**BAGIAN TEKS**
'''

/> Dr. Iswadi Usulkan Kapolri Ditunjuk Langsung Presiden, Soroti Celah Lobi Politik dalam Uji Kelayakan DPR

Dr. Iswadi Usulkan Kapolri Ditunjuk Langsung Presiden, Soroti Celah Lobi Politik dalam Uji Kelayakan DPR

Dr.Iswadi

Jakarta, newsataloen.com - Bireuen Pengamat sekaligus Akademisi dari Fakultas Ilmu Komunikasi Universitas Esa Unggul Dr. Iswadi, mengajukan sejumlah usulan kepada Komite Reformasi Polri yang saat ini tengah mengkaji arah pembenahan institusi kepolisian. Salah satu poin terbesar yang ia tekankan adalah perubahan mekanisme pengangkatan Kepala Kepolisian Negara Republik Indonesia (Kapolri). Menurutnya, proses yang selama ini melibatkan uji kelayakan dan kepatutan (fit and proper test) di Dewan Perwakilan Rakyat perlu ditinjau ulang dan diganti dengan mekanisme penunjukan langsung oleh Presiden.

Dr. Iswadi berpendapat bahwa uji kelayakan di DPR, meski secara formal dirancang untuk menjamin transparansi dan akuntabilitas, dalam praktiknya membuka peluang terjadinya lobi politik, pengaturan kepentingan tertentu, hingga potensi transaksi yang berujung pada korupsi. Ia menilai bahwa jabatan Kapolri terlalu strategis untuk dijadikan arena tarik menarik kepentingan antara kelompok politik di parlemen. Dalam pandangannya, netralitas dan independensi Polri dapat terganggu ketika proses seleksi pimpinan tertinggi justru dipengaruhi oleh kepentingan eksternal.

Menurutnya, skema penunjukan langsung oleh Presiden justru dapat meminimalkan intervensi politik yang tidak perlu, karena Presiden sebagai kepala pemerintahan dan kepala negara memiliki tanggung jawab langsung terhadap stabilitas keamanan nasional. Dengan demikian, Presiden akan lebih berkepentingan untuk memilih figur yang profesional, berintegritas, dan memiliki rekam jejak yang jelas dalam kepemimpinan maupun penegakan hukum. Namun, ia menegaskan bahwa perubahan mekanisme ini tidak boleh menghilangkan fungsi pengawasan DPR. Parlemen tetap perlu menjalankan perannya dalam melakukan evaluasi terhadap kinerja Polri dan Kapolri, baik melalui rapat kerja, penggunaan hak angket, maupun mekanisme pengawasan lainnya.

'''

**INFORMASI YANG DITAMPILKAN**

'''

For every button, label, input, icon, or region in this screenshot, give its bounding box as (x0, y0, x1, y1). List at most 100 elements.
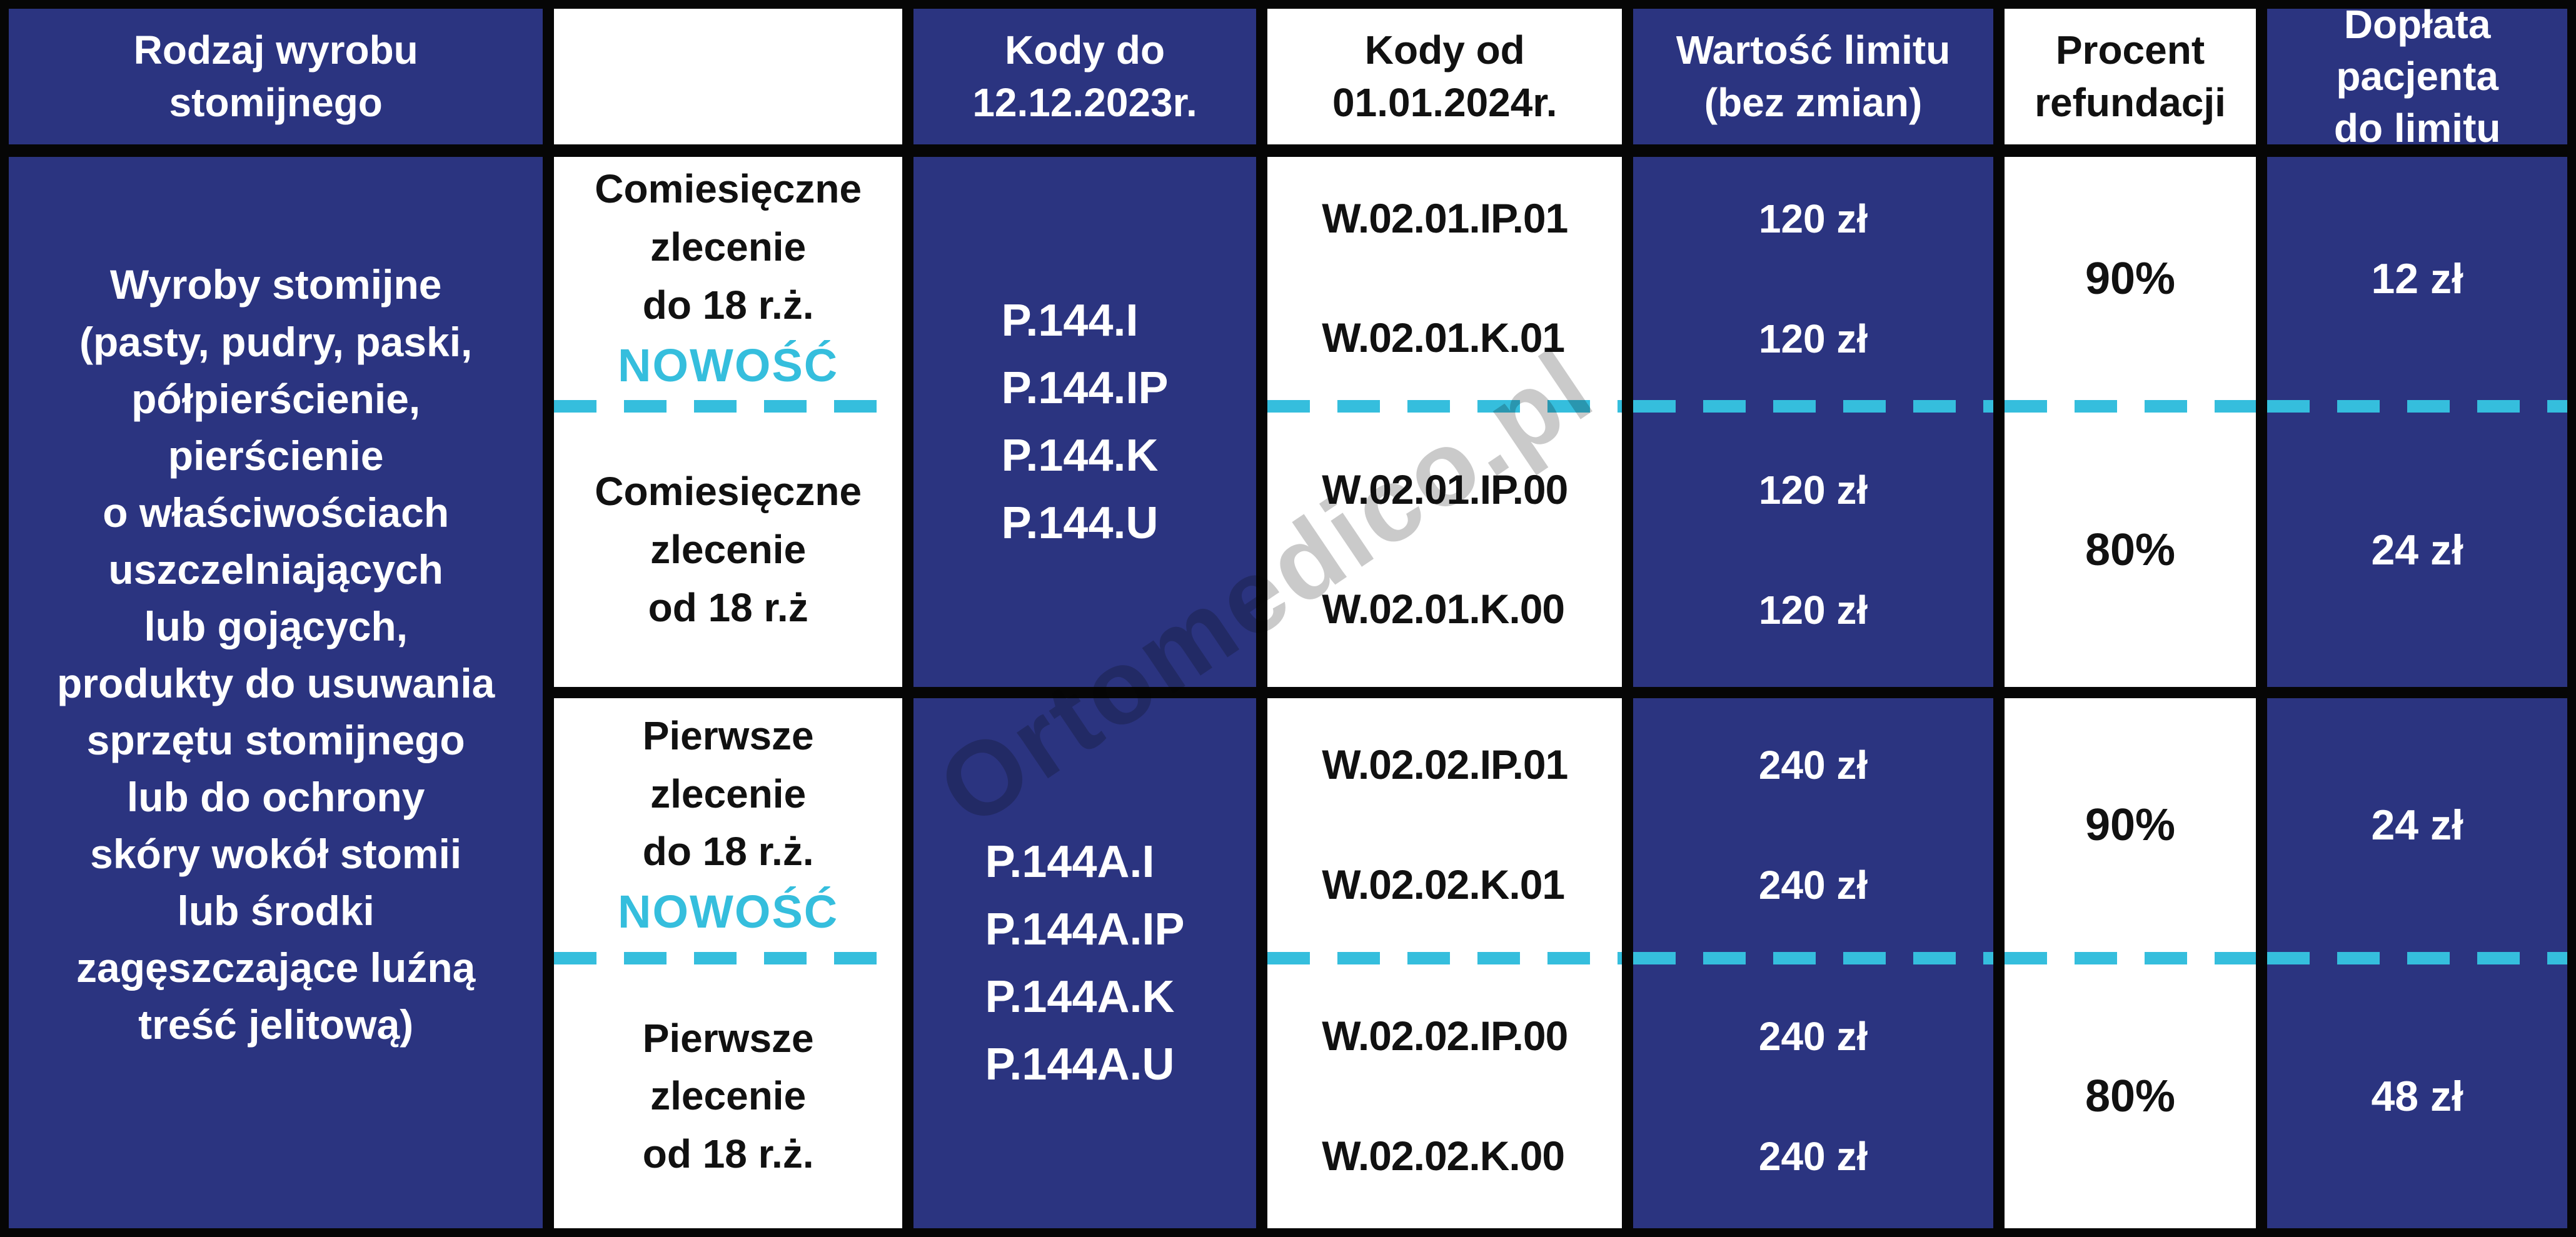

'''

**TUJUAN TUGAS**
Menurut bagian teks tentang usulan Dr. Iswadi, melalui cara apa saja DPR tetap dapat mengevaluasi kinerja Polri dan Kapolri?

**PENYELESAIAN TUGAS**
Melalui rapat kerja, penggunaan hak angket, maupun mekanisme pengawasan lainnya.